## PROMPT
Present all of the data below as a numbered list, omitting any blank lines and excluding the pictures.
-- Begin INFORMATION SUPPLIED --
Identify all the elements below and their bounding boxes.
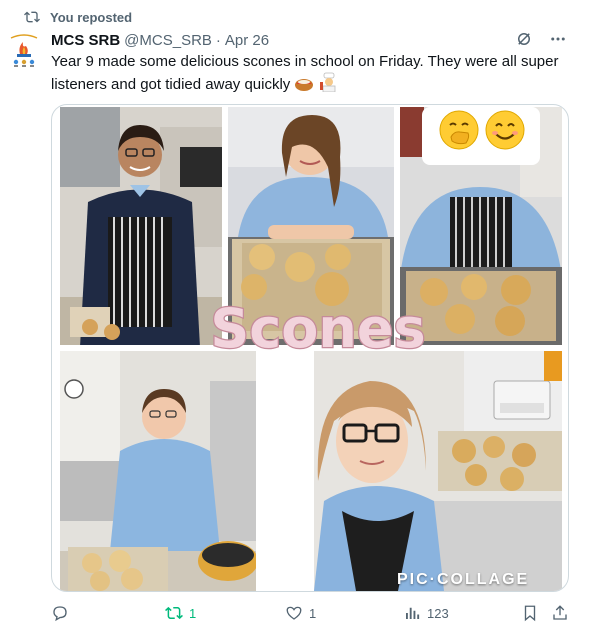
school-logo-icon xyxy=(10,34,38,67)
bookmark-icon xyxy=(524,605,536,622)
heart-icon xyxy=(286,606,302,620)
bookmark-button[interactable] xyxy=(521,604,539,622)
pic-collage-watermark: PIC·COLLAGE xyxy=(397,571,530,588)
repost-button[interactable]: 1 xyxy=(165,604,196,622)
tweet-header: MCS SRB @MCS_SRB · Apr 26 xyxy=(51,30,581,50)
action-bar: 1 1 123 xyxy=(51,604,573,626)
reply-icon xyxy=(53,606,67,622)
like-button[interactable]: 1 xyxy=(285,604,316,622)
author-handle[interactable]: @MCS_SRB xyxy=(124,32,212,49)
repost-count: 1 xyxy=(189,605,197,621)
repost-context: You reposted xyxy=(24,8,132,26)
photo-boy-kneading[interactable] xyxy=(60,351,256,591)
repost-icon xyxy=(165,606,183,620)
views-button[interactable]: 123 xyxy=(403,604,449,622)
separator-dot: · xyxy=(215,31,221,49)
photo-girl-glasses[interactable] xyxy=(314,351,562,591)
post-date[interactable]: Apr 26 xyxy=(225,32,269,49)
tweet-text-line1: Year 9 made some delicious scones in sch… xyxy=(51,53,559,70)
scones-title-text: Scones xyxy=(210,297,425,360)
scone-emoji xyxy=(295,79,314,91)
media-collage[interactable]: Scones PIC·COLLAGE xyxy=(51,104,569,592)
repost-label: You reposted xyxy=(50,9,133,25)
share-icon xyxy=(553,605,567,620)
hand-over-mouth-emoji xyxy=(439,110,479,150)
smiling-face-emoji xyxy=(485,110,525,150)
views-count: 123 xyxy=(427,605,449,621)
repost-icon xyxy=(24,11,40,23)
scones-overlay-title: Scones xyxy=(209,296,427,362)
grok-icon[interactable] xyxy=(515,30,533,48)
avatar[interactable] xyxy=(8,32,40,68)
views-icon xyxy=(406,607,420,619)
like-count: 1 xyxy=(309,605,317,621)
more-icon[interactable] xyxy=(549,30,567,48)
cook-emoji xyxy=(319,72,336,92)
tweet-text-line2: listeners and got tidied away quickly xyxy=(51,76,291,93)
author-name[interactable]: MCS SRB xyxy=(51,32,120,49)
reply-button[interactable] xyxy=(51,604,75,622)
tweet-text: Year 9 made some delicious scones in sch… xyxy=(51,52,573,95)
share-button[interactable] xyxy=(551,604,569,622)
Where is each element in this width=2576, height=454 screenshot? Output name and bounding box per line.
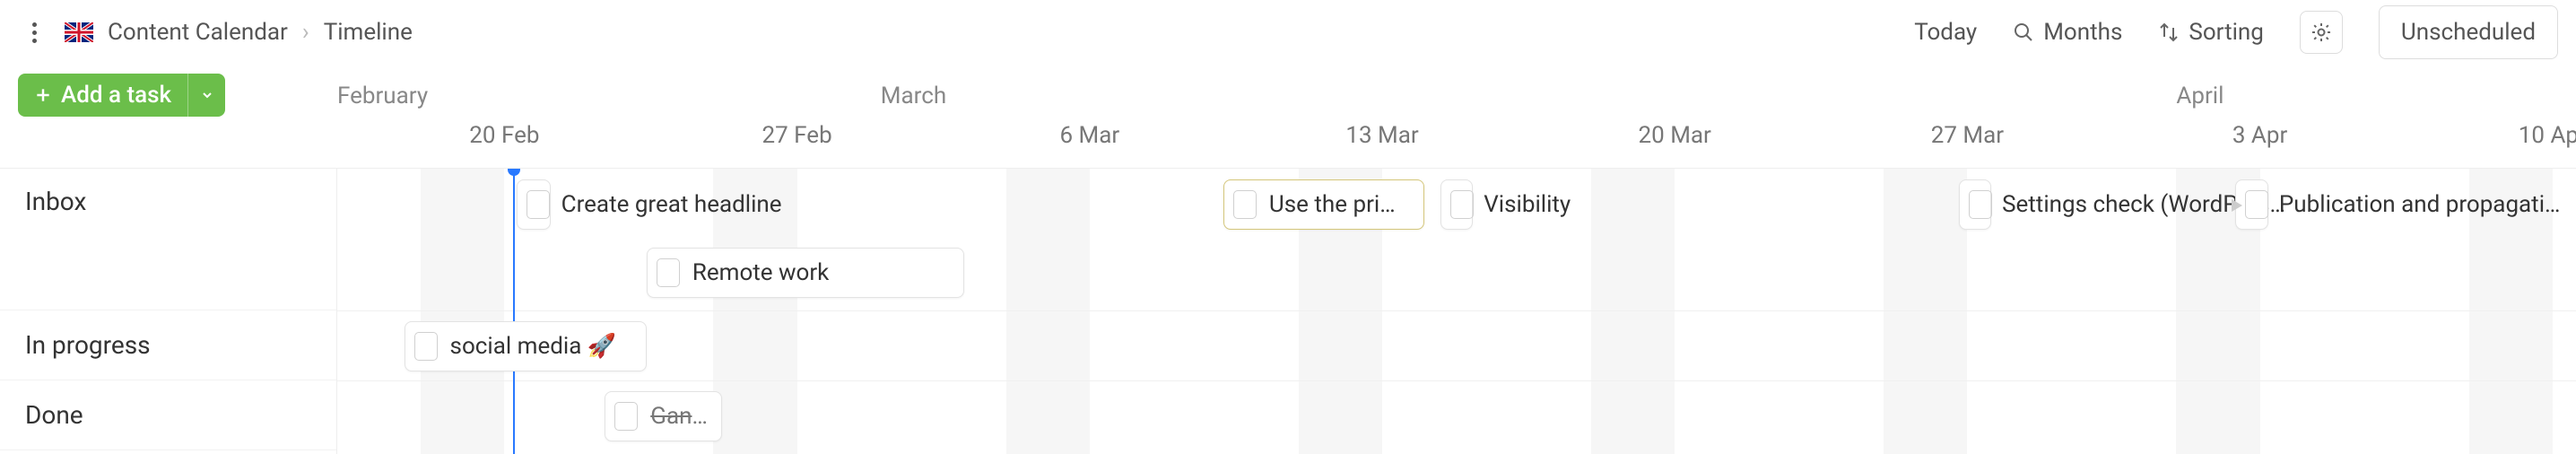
sort-arrows-icon	[2158, 22, 2180, 43]
task-title: Gantt Charts	[650, 403, 720, 430]
settings-button[interactable]	[2300, 11, 2343, 54]
kebab-menu-icon[interactable]	[18, 16, 50, 48]
task-checkbox[interactable]	[1233, 190, 1257, 219]
breadcrumb-project[interactable]: Content Calendar	[108, 19, 288, 46]
lane-label-inprogress[interactable]: In progress	[0, 310, 336, 380]
date-tick: 27 Mar	[1931, 122, 2004, 149]
today-marker	[513, 169, 515, 454]
breadcrumb-view[interactable]: Timeline	[324, 19, 413, 46]
task-title[interactable]: Publication and propagati…	[2279, 179, 2561, 230]
lane-label-done[interactable]: Done	[0, 380, 336, 450]
magnifier-icon	[2013, 22, 2034, 43]
date-tick: 3 Apr	[2232, 122, 2287, 149]
date-tick: 13 Mar	[1345, 122, 1418, 149]
today-button[interactable]: Today	[1914, 19, 1977, 46]
task-title: Use the prima…	[1269, 191, 1423, 218]
sorting-button[interactable]: Sorting	[2158, 19, 2264, 46]
lane-label-inbox[interactable]: Inbox	[0, 169, 336, 310]
date-tick: 10 Apr	[2519, 122, 2576, 149]
task-card[interactable]	[517, 179, 550, 230]
chevron-down-icon	[200, 88, 214, 102]
task-checkbox[interactable]	[1450, 190, 1474, 219]
task-checkbox[interactable]	[614, 402, 638, 431]
header-actions: Today Months Sorting Unscheduled	[1914, 5, 2558, 59]
task-card[interactable]	[1959, 179, 1991, 230]
month-label: March	[881, 83, 946, 109]
task-title: Remote work	[692, 259, 842, 286]
task-title: social media 🚀	[450, 333, 630, 360]
chevron-right-icon: ›	[302, 19, 309, 46]
add-task-caret[interactable]	[187, 74, 225, 117]
date-tick: 6 Mar	[1059, 122, 1119, 149]
month-label: February	[337, 83, 428, 109]
task-checkbox[interactable]	[2245, 190, 2268, 219]
header-bar: Content Calendar › Timeline Today Months…	[0, 0, 2576, 65]
lanes-sidebar: InboxIn progressDone	[0, 169, 337, 454]
date-tick: 20 Feb	[469, 122, 539, 149]
task-checkbox[interactable]	[1969, 190, 1992, 219]
zoom-button[interactable]: Months	[2013, 19, 2122, 46]
date-ruler: 20 Feb 27 Feb 6 Mar 13 Mar 20 Mar 27 Mar 3 Apr…	[337, 117, 2576, 169]
task-card[interactable]: Gantt Charts	[605, 391, 721, 441]
task-title[interactable]: Visibility	[1484, 179, 1571, 230]
add-task-button[interactable]: Add a task	[18, 74, 225, 117]
date-tick: 27 Feb	[762, 122, 832, 149]
task-checkbox[interactable]	[527, 190, 550, 219]
dependency-arrow-icon	[2232, 199, 2242, 212]
task-card[interactable]: Use the prima…	[1223, 179, 1424, 230]
flag-uk-icon	[65, 22, 93, 42]
task-title[interactable]: Create great headline	[561, 179, 782, 230]
task-checkbox[interactable]	[414, 332, 438, 361]
unscheduled-button[interactable]: Unscheduled	[2379, 5, 2558, 59]
month-label: April	[2176, 83, 2224, 109]
task-card[interactable]: social media 🚀	[405, 321, 647, 371]
add-task-label: Add a task	[61, 82, 171, 109]
task-checkbox[interactable]	[657, 258, 680, 287]
lanes-timeline[interactable]: Create great headline Use the prima… Visib…	[337, 169, 2576, 454]
month-labels: February March April	[337, 65, 2576, 117]
task-card[interactable]	[1440, 179, 1473, 230]
task-card[interactable]: Remote work	[647, 248, 964, 298]
breadcrumb: Content Calendar › Timeline	[65, 19, 413, 46]
gear-icon	[2311, 22, 2332, 43]
date-tick: 20 Mar	[1639, 122, 1711, 149]
plus-icon	[34, 86, 52, 104]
-- End INFORMATION SUPPLIED --
## OUTPUT FOR THIS TASK
1. Identify all the elements below and their bounding boxes.
2. school-logo-icon xyxy=(10,34,38,67)
3. bookmark-icon xyxy=(524,605,536,622)
4. heart-icon xyxy=(286,606,302,620)
5. bookmark-button[interactable] xyxy=(521,604,539,622)
6. pic-collage-watermark: PIC·COLLAGE xyxy=(397,571,530,588)
7. repost-button[interactable]: 1 xyxy=(165,604,196,622)
8. tweet-header: MCS SRB @MCS_SRB · Apr 26 xyxy=(51,30,581,50)
9. action-bar: 1 1 123 xyxy=(51,604,573,626)
10. reply-icon xyxy=(53,606,67,622)
11. like-button[interactable]: 1 xyxy=(285,604,316,622)
12. author-handle[interactable]: @MCS_SRB xyxy=(124,32,212,49)
13. repost-count: 1 xyxy=(189,605,197,621)
14. repost-context: You reposted xyxy=(24,8,132,26)
15. photo-boy-kneading[interactable] xyxy=(60,351,256,591)
16. repost-icon xyxy=(165,606,183,620)
17. views-button[interactable]: 123 xyxy=(403,604,449,622)
18. separator-dot: · xyxy=(215,31,221,49)
19. photo-girl-glasses[interactable] xyxy=(314,351,562,591)
20. post-date[interactable]: Apr 26 xyxy=(225,32,269,49)
21. tweet-text-line1: Year 9 made some delicious scones in sch… xyxy=(51,53,559,70)
22. scones-title-text: Scones xyxy=(210,297,425,360)
23. scone-emoji xyxy=(295,79,314,91)
24. media-collage[interactable]: Scones PIC·COLLAGE xyxy=(51,104,569,592)
25. repost-label: You reposted xyxy=(50,9,133,25)
26. share-icon xyxy=(553,605,567,620)
27. hand-over-mouth-emoji xyxy=(439,110,479,150)
28. smiling-face-emoji xyxy=(485,110,525,150)
29. views-count: 123 xyxy=(427,605,449,621)
30. repost-icon xyxy=(24,11,40,23)
31. scones-overlay-title: Scones xyxy=(209,296,427,362)
32. grok-icon[interactable] xyxy=(515,30,533,48)
33. avatar[interactable] xyxy=(8,32,40,68)
34. views-icon xyxy=(406,607,420,619)
35. like-count: 1 xyxy=(309,605,317,621)
36. more-icon[interactable] xyxy=(549,30,567,48)
37. cook-emoji xyxy=(319,72,336,92)
38. tweet-text-line2: listeners and got tidied away quickly xyxy=(51,76,291,93)
39. author-name[interactable]: MCS SRB xyxy=(51,32,120,49)
40. reply-button[interactable] xyxy=(51,604,75,622)
41. tweet-text: Year 9 made some delicious scones in sch… xyxy=(51,52,573,95)
42. share-button[interactable] xyxy=(551,604,569,622)
43. Where is each element in this width=2576, height=454 screenshot? Output name and bounding box per line.
44. sort-arrows-icon	[2158, 22, 2180, 43]
45. task-title: Gantt Charts	[650, 403, 720, 430]
46. settings-button[interactable]	[2300, 11, 2343, 54]
47. kebab-menu-icon[interactable]	[18, 16, 50, 48]
48. task-checkbox[interactable]	[1233, 190, 1257, 219]
49. breadcrumb-project[interactable]: Content Calendar	[108, 19, 288, 46]
50. lane-label-inprogress[interactable]: In progress	[0, 310, 336, 380]
51. date-tick: 27 Mar	[1931, 122, 2004, 149]
52. today-marker	[513, 169, 515, 454]
53. breadcrumb-view[interactable]: Timeline	[324, 19, 413, 46]
54. task-title[interactable]: Publication and propagati…	[2279, 179, 2561, 230]
55. lane-label-done[interactable]: Done	[0, 380, 336, 450]
56. magnifier-icon	[2013, 22, 2034, 43]
57. date-tick: 3 Apr	[2232, 122, 2287, 149]
58. date-tick: 13 Mar	[1345, 122, 1418, 149]
59. today-button[interactable]: Today	[1914, 19, 1977, 46]
60. task-title: Use the prima…	[1269, 191, 1423, 218]
61. sorting-button[interactable]: Sorting	[2158, 19, 2264, 46]
62. lane-label-inbox[interactable]: Inbox	[0, 169, 336, 310]
63. date-tick: 10 Apr	[2519, 122, 2576, 149]
64. task-card[interactable]	[517, 179, 550, 230]
65. chevron-down-icon	[200, 88, 214, 102]
66. task-checkbox[interactable]	[1450, 190, 1474, 219]
67. task-checkbox[interactable]	[614, 402, 638, 431]
68. header-actions: Today Months Sorting Unscheduled	[1914, 5, 2558, 59]
69. task-card[interactable]	[1959, 179, 1991, 230]
70. month-label: March	[881, 83, 946, 109]
71. task-title: Remote work	[692, 259, 842, 286]
72. task-title: social media 🚀	[450, 333, 630, 360]
73. chevron-right-icon: ›	[302, 19, 309, 46]
74. add-task-caret[interactable]	[187, 74, 225, 117]
75. date-tick: 6 Mar	[1059, 122, 1119, 149]
76. month-label: February	[337, 83, 428, 109]
77. task-checkbox[interactable]	[2245, 190, 2268, 219]
78. header-bar: Content Calendar › Timeline Today Months…	[0, 0, 2576, 65]
79. lanes-sidebar: InboxIn progressDone	[0, 169, 337, 454]
80. date-tick: 20 Feb	[469, 122, 539, 149]
81. task-checkbox[interactable]	[1969, 190, 1992, 219]
82. zoom-button[interactable]: Months	[2013, 19, 2122, 46]
83. date-ruler: 20 Feb 27 Feb 6 Mar 13 Mar 20 Mar 27 Mar 3 Apr…	[337, 117, 2576, 169]
84. task-card[interactable]: Gantt Charts	[605, 391, 721, 441]
85. task-title[interactable]: Visibility	[1484, 179, 1571, 230]
86. add-task-button[interactable]: Add a task	[18, 74, 225, 117]
87. date-tick: 27 Feb	[762, 122, 832, 149]
88. task-checkbox[interactable]	[527, 190, 550, 219]
89. dependency-arrow-icon	[2232, 199, 2242, 212]
90. task-card[interactable]: Use the prima…	[1223, 179, 1424, 230]
91. flag-uk-icon	[65, 22, 93, 42]
92. task-title[interactable]: Create great headline	[561, 179, 782, 230]
93. task-checkbox[interactable]	[414, 332, 438, 361]
94. unscheduled-button[interactable]: Unscheduled	[2379, 5, 2558, 59]
95. month-label: April	[2176, 83, 2224, 109]
96. task-card[interactable]: social media 🚀	[405, 321, 647, 371]
97. add-task-label: Add a task	[61, 82, 171, 109]
98. task-checkbox[interactable]	[657, 258, 680, 287]
99. lanes-timeline[interactable]: Create great headline Use the prima… Visib…	[337, 169, 2576, 454]
100. month-labels: February March April	[337, 65, 2576, 117]
101. task-card[interactable]	[1440, 179, 1473, 230]
102. task-card[interactable]: Remote work	[647, 248, 964, 298]
103. breadcrumb: Content Calendar › Timeline	[65, 19, 413, 46]
104. gear-icon	[2311, 22, 2332, 43]
105. date-tick: 20 Mar	[1639, 122, 1711, 149]
106. plus-icon	[34, 86, 52, 104]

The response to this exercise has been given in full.